What is being asked — Count the lines of the listing below that contain the string "title", and report only that number.

[Dataset rows]
## Begin

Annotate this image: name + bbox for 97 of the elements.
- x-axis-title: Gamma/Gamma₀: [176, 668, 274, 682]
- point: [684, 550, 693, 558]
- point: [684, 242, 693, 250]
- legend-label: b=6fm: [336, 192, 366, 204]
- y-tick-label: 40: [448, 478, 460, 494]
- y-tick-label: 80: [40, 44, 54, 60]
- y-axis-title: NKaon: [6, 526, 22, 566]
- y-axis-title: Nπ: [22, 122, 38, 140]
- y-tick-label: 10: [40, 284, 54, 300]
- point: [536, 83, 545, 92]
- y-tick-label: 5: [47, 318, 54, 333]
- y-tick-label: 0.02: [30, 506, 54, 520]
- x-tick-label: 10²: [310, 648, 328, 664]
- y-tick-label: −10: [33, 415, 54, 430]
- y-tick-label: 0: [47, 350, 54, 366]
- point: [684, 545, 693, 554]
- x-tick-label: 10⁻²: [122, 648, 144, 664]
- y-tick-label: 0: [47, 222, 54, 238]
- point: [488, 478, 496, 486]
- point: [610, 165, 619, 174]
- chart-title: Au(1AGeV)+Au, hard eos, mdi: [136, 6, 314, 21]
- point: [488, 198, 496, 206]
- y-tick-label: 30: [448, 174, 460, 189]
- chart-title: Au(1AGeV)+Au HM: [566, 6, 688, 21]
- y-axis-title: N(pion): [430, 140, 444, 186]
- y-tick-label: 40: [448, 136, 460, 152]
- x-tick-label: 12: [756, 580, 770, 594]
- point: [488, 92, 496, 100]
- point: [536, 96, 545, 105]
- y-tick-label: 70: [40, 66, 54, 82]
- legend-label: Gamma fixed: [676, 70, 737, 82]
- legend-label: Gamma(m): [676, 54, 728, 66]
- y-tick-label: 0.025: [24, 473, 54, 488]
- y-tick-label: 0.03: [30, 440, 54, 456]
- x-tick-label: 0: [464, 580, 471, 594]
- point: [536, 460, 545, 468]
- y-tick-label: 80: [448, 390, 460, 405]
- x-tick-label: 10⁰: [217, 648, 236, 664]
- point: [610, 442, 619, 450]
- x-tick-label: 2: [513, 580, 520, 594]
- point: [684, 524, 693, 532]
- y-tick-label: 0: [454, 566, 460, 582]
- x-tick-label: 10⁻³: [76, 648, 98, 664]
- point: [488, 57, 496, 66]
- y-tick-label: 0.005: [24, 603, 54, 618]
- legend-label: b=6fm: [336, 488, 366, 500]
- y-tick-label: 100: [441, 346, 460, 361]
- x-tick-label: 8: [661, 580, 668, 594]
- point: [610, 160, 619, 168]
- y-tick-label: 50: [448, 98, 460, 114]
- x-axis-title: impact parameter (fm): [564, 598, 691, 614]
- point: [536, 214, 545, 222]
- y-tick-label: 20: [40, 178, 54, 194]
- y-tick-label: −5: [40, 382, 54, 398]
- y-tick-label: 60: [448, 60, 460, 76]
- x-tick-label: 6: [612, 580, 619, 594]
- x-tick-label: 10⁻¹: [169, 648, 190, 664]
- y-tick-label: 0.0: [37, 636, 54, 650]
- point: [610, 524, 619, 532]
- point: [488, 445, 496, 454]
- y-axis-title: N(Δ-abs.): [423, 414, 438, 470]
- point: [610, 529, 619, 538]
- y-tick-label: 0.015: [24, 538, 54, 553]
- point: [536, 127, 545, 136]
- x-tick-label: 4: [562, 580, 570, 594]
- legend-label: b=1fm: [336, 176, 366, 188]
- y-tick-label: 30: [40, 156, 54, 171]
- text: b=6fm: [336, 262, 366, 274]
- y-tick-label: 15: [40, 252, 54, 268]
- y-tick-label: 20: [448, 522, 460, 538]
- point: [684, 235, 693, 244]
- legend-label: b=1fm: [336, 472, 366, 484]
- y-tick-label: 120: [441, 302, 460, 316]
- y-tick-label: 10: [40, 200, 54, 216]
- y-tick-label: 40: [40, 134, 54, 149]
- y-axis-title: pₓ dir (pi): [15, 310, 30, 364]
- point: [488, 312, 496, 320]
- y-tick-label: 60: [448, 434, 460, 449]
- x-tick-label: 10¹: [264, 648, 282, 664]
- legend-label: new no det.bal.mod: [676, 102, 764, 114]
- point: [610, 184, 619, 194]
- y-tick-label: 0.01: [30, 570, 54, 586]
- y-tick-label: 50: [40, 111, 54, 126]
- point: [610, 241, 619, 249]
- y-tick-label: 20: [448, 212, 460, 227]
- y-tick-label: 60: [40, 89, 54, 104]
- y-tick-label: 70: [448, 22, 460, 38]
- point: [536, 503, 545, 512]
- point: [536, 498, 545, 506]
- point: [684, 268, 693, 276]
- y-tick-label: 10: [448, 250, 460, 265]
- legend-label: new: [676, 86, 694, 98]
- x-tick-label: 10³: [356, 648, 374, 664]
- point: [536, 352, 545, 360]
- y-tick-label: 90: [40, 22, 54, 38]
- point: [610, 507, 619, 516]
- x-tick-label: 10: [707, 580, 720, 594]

## End

Answer to this exercise — 9